▶ _GIVEN PROBLEM_: In the records that follow, show each line where the word "DEPTH" is present.

☆ ☆ ☆ ☆

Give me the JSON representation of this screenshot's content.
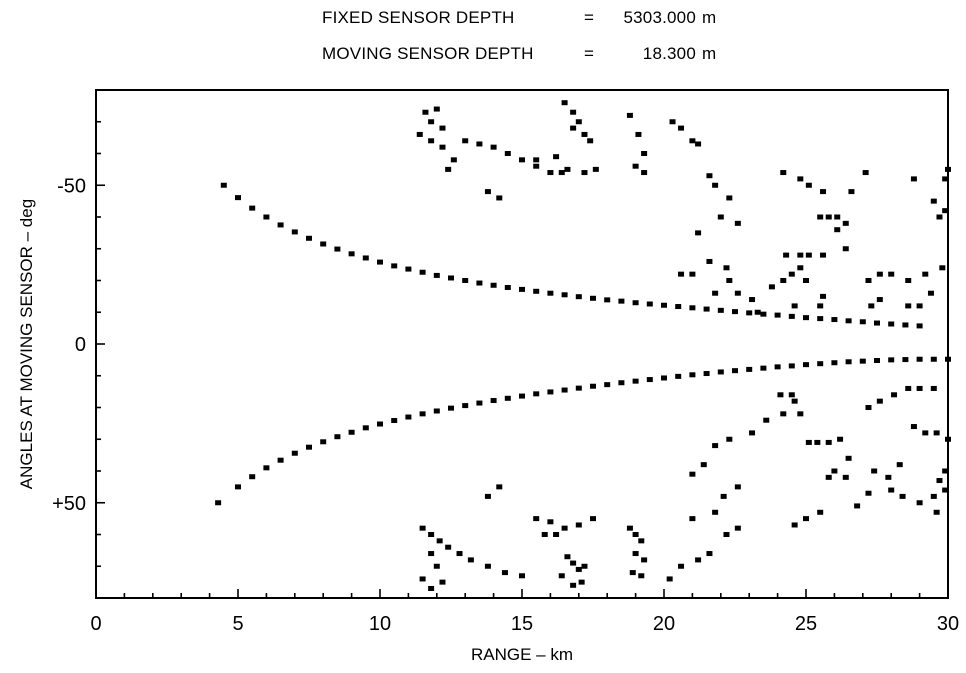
{
  "header": {
    "fixed_label": "FIXED SENSOR DEPTH",
    "fixed_eq": "=",
    "fixed_value": "5303.000",
    "fixed_unit": "m",
    "moving_label": "MOVING SENSOR DEPTH",
    "moving_eq": "=",
    "moving_value": "18.300",
    "moving_unit": "m"
  },
  "chart_data": {
    "type": "scatter",
    "xlabel": "RANGE – km",
    "ylabel": "ANGLES AT MOVING SENSOR – deg",
    "xlim": [
      0,
      30
    ],
    "ylim": [
      -80,
      80
    ],
    "y_inverted": true,
    "grid": false,
    "x_ticks": [
      0,
      5,
      10,
      15,
      20,
      25,
      30
    ],
    "x_tick_labels": [
      "0",
      "5",
      "10",
      "15",
      "20",
      "25",
      "30"
    ],
    "y_ticks": [
      -50,
      0,
      50
    ],
    "y_tick_labels": [
      "-50",
      "0",
      "+50"
    ],
    "series": [
      {
        "points": [
          [
            4.5,
            -50
          ],
          [
            5,
            -46.1
          ],
          [
            5.5,
            -42.8
          ],
          [
            6,
            -40
          ],
          [
            6.5,
            -37.5
          ],
          [
            7,
            -35.3
          ],
          [
            7.5,
            -33.3
          ],
          [
            8,
            -31.5
          ],
          [
            8.5,
            -29.9
          ],
          [
            9,
            -28.4
          ],
          [
            9.5,
            -27.1
          ],
          [
            10,
            -25.8
          ],
          [
            10.5,
            -24.6
          ],
          [
            11,
            -23.6
          ],
          [
            11.5,
            -22.6
          ],
          [
            12,
            -21.6
          ],
          [
            12.5,
            -20.8
          ],
          [
            13,
            -20
          ],
          [
            13.5,
            -19.2
          ],
          [
            14,
            -18.5
          ],
          [
            14.5,
            -17.8
          ],
          [
            15,
            -17.2
          ],
          [
            15.5,
            -16.6
          ],
          [
            16,
            -16
          ],
          [
            16.5,
            -15.5
          ],
          [
            17,
            -14.9
          ],
          [
            17.5,
            -14.4
          ],
          [
            18,
            -13.9
          ],
          [
            18.5,
            -13.5
          ],
          [
            19,
            -13
          ],
          [
            19.5,
            -12.6
          ],
          [
            20,
            -12.2
          ],
          [
            20.5,
            -11.8
          ],
          [
            21,
            -11.4
          ],
          [
            21.5,
            -11
          ],
          [
            22,
            -10.6
          ],
          [
            22.5,
            -10.2
          ],
          [
            23,
            -9.8
          ],
          [
            23.5,
            -9.4
          ],
          [
            24,
            -9.1
          ],
          [
            24.5,
            -8.7
          ],
          [
            25,
            -8.3
          ],
          [
            25.5,
            -8
          ],
          [
            26,
            -7.7
          ],
          [
            26.5,
            -7.3
          ],
          [
            27,
            -7
          ],
          [
            27.5,
            -6.6
          ],
          [
            28,
            -6.3
          ],
          [
            28.5,
            -6
          ],
          [
            29,
            -5.7
          ],
          [
            4.3,
            50
          ],
          [
            5,
            45
          ],
          [
            5.5,
            41.8
          ],
          [
            6,
            39
          ],
          [
            6.5,
            36.6
          ],
          [
            7,
            34.4
          ],
          [
            7.5,
            32.5
          ],
          [
            8,
            30.8
          ],
          [
            8.5,
            29.2
          ],
          [
            9,
            27.8
          ],
          [
            9.5,
            26.4
          ],
          [
            10,
            25.2
          ],
          [
            10.5,
            24.1
          ],
          [
            11,
            23
          ],
          [
            11.5,
            22
          ],
          [
            12,
            21.1
          ],
          [
            12.5,
            20.2
          ],
          [
            13,
            19.4
          ],
          [
            13.5,
            18.6
          ],
          [
            14,
            17.8
          ],
          [
            14.5,
            17.1
          ],
          [
            15,
            16.4
          ],
          [
            15.5,
            15.7
          ],
          [
            16,
            15.1
          ],
          [
            16.5,
            14.5
          ],
          [
            17,
            13.9
          ],
          [
            17.5,
            13.3
          ],
          [
            18,
            12.8
          ],
          [
            18.5,
            12.2
          ],
          [
            19,
            11.7
          ],
          [
            19.5,
            11.2
          ],
          [
            20,
            10.7
          ],
          [
            20.5,
            10.2
          ],
          [
            21,
            9.7
          ],
          [
            21.5,
            9.3
          ],
          [
            22,
            8.8
          ],
          [
            22.5,
            8.4
          ],
          [
            23,
            8
          ],
          [
            23.5,
            7.6
          ],
          [
            24,
            7.2
          ],
          [
            24.5,
            6.9
          ],
          [
            25,
            6.5
          ],
          [
            25.5,
            6.2
          ],
          [
            26,
            5.9
          ],
          [
            26.5,
            5.6
          ],
          [
            27,
            5.4
          ],
          [
            27.5,
            5.2
          ],
          [
            28,
            5
          ],
          [
            28.5,
            4.9
          ],
          [
            29,
            4.8
          ],
          [
            29.5,
            4.8
          ],
          [
            30,
            4.8
          ],
          [
            11.6,
            -73
          ],
          [
            11.8,
            -70
          ],
          [
            12,
            -74
          ],
          [
            12.2,
            -68
          ],
          [
            11.4,
            -66
          ],
          [
            11.8,
            -64
          ],
          [
            12.2,
            -62
          ],
          [
            12.6,
            -58
          ],
          [
            12.4,
            -55
          ],
          [
            13,
            -64
          ],
          [
            13.5,
            -63
          ],
          [
            14,
            -62
          ],
          [
            14.5,
            -60
          ],
          [
            15,
            -58
          ],
          [
            15.5,
            -56
          ],
          [
            16,
            -54
          ],
          [
            16.4,
            -54
          ],
          [
            13.8,
            -48
          ],
          [
            14.2,
            -46
          ],
          [
            15.5,
            -58
          ],
          [
            16.2,
            -59
          ],
          [
            16.8,
            -68
          ],
          [
            17.2,
            -66
          ],
          [
            17.4,
            -64
          ],
          [
            16.5,
            -76
          ],
          [
            16.8,
            -73
          ],
          [
            17,
            -70
          ],
          [
            17.6,
            -55
          ],
          [
            17.2,
            -54
          ],
          [
            16.6,
            -55
          ],
          [
            18.8,
            -72
          ],
          [
            19.1,
            -66
          ],
          [
            19.3,
            -60
          ],
          [
            19.0,
            -56
          ],
          [
            19.3,
            -54
          ],
          [
            20.3,
            -70
          ],
          [
            20.6,
            -68
          ],
          [
            21.0,
            -64
          ],
          [
            21.2,
            -63
          ],
          [
            21.6,
            -53
          ],
          [
            21.8,
            -50
          ],
          [
            22.3,
            -46
          ],
          [
            22.0,
            -40
          ],
          [
            22.6,
            -38
          ],
          [
            21.2,
            -35
          ],
          [
            20.6,
            -22
          ],
          [
            21.0,
            -22
          ],
          [
            21.6,
            -26
          ],
          [
            22.2,
            -24
          ],
          [
            22.3,
            -20
          ],
          [
            21.8,
            -16
          ],
          [
            22.6,
            -16
          ],
          [
            23.1,
            -14
          ],
          [
            23.3,
            -10
          ],
          [
            23.8,
            -18
          ],
          [
            24.2,
            -20
          ],
          [
            24.8,
            -24
          ],
          [
            24.5,
            -22
          ],
          [
            24.3,
            -28
          ],
          [
            24.8,
            -28
          ],
          [
            25.1,
            -28
          ],
          [
            25.6,
            -28
          ],
          [
            25.0,
            -20
          ],
          [
            25.6,
            -15
          ],
          [
            24.6,
            -12
          ],
          [
            25.5,
            -12
          ],
          [
            24.2,
            -54
          ],
          [
            24.8,
            -52
          ],
          [
            25.1,
            -50
          ],
          [
            25.6,
            -48
          ],
          [
            25.5,
            -40
          ],
          [
            25.8,
            -40
          ],
          [
            26.1,
            -40
          ],
          [
            26.4,
            -38
          ],
          [
            26.1,
            -36
          ],
          [
            26.4,
            -30
          ],
          [
            26.6,
            -48
          ],
          [
            27.2,
            -20
          ],
          [
            27.6,
            -22
          ],
          [
            28.0,
            -22
          ],
          [
            27.3,
            -12
          ],
          [
            27.6,
            -14
          ],
          [
            28.6,
            -12
          ],
          [
            29.0,
            -12
          ],
          [
            29.4,
            -16
          ],
          [
            28.6,
            -20
          ],
          [
            29.2,
            -22
          ],
          [
            29.8,
            -24
          ],
          [
            29.7,
            -40
          ],
          [
            29.9,
            -42
          ],
          [
            29.5,
            -45
          ],
          [
            29.9,
            -52
          ],
          [
            28.8,
            -52
          ],
          [
            27.1,
            -54
          ],
          [
            30.0,
            -55
          ],
          [
            30.0,
            30
          ],
          [
            11.5,
            58
          ],
          [
            11.8,
            60
          ],
          [
            12.1,
            62
          ],
          [
            12.4,
            64
          ],
          [
            12.8,
            66
          ],
          [
            13.2,
            68
          ],
          [
            13.8,
            70
          ],
          [
            14.4,
            72
          ],
          [
            15,
            73
          ],
          [
            11.8,
            66
          ],
          [
            12,
            70
          ],
          [
            12.2,
            75
          ],
          [
            11.5,
            74
          ],
          [
            11.8,
            77
          ],
          [
            13.8,
            48
          ],
          [
            14.2,
            45
          ],
          [
            15.5,
            55
          ],
          [
            16,
            56
          ],
          [
            16.5,
            58
          ],
          [
            17,
            57
          ],
          [
            17.5,
            55
          ],
          [
            15.8,
            60
          ],
          [
            16.2,
            60
          ],
          [
            16.6,
            67
          ],
          [
            16.8,
            69
          ],
          [
            17.0,
            71
          ],
          [
            17.2,
            70
          ],
          [
            16.4,
            73
          ],
          [
            16.8,
            76
          ],
          [
            17.1,
            75
          ],
          [
            18.8,
            58
          ],
          [
            19,
            60
          ],
          [
            19.2,
            62
          ],
          [
            19.0,
            66
          ],
          [
            19.3,
            68
          ],
          [
            18.9,
            72
          ],
          [
            19.2,
            73
          ],
          [
            20.2,
            74
          ],
          [
            20.6,
            70
          ],
          [
            21.2,
            68
          ],
          [
            21.6,
            66
          ],
          [
            22.2,
            60
          ],
          [
            22.6,
            58
          ],
          [
            21.0,
            55
          ],
          [
            21.8,
            53
          ],
          [
            22.1,
            48
          ],
          [
            22.6,
            45
          ],
          [
            21.0,
            41
          ],
          [
            21.4,
            38
          ],
          [
            21.8,
            32
          ],
          [
            22.3,
            30
          ],
          [
            23.1,
            28
          ],
          [
            23.6,
            24
          ],
          [
            24.1,
            16
          ],
          [
            24.5,
            16
          ],
          [
            24.6,
            18
          ],
          [
            24.2,
            22
          ],
          [
            24.8,
            22
          ],
          [
            25.1,
            31
          ],
          [
            25.4,
            31
          ],
          [
            25.8,
            31
          ],
          [
            26.2,
            30
          ],
          [
            26.5,
            36
          ],
          [
            26.0,
            40
          ],
          [
            26.4,
            42
          ],
          [
            25.8,
            42
          ],
          [
            25.5,
            53
          ],
          [
            25.0,
            55
          ],
          [
            24.6,
            57
          ],
          [
            26.8,
            51
          ],
          [
            27.2,
            47
          ],
          [
            28.0,
            46
          ],
          [
            28.4,
            48
          ],
          [
            27.4,
            40
          ],
          [
            27.9,
            42
          ],
          [
            28.3,
            38
          ],
          [
            27.2,
            20
          ],
          [
            27.6,
            18
          ],
          [
            28.1,
            16
          ],
          [
            28.6,
            14
          ],
          [
            29.0,
            14
          ],
          [
            29.5,
            14
          ],
          [
            28.8,
            26
          ],
          [
            29.2,
            28
          ],
          [
            29.6,
            28
          ],
          [
            29.9,
            40
          ],
          [
            29.7,
            43
          ],
          [
            29.5,
            48
          ],
          [
            29.9,
            46
          ],
          [
            29.0,
            50
          ],
          [
            29.6,
            53
          ]
        ]
      }
    ]
  }
}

☆ ☆ ☆ ☆

▶ _RESULT BELOW_:
    "fixed_label": "FIXED SENSOR DEPTH",
    "moving_label": "MOVING SENSOR DEPTH",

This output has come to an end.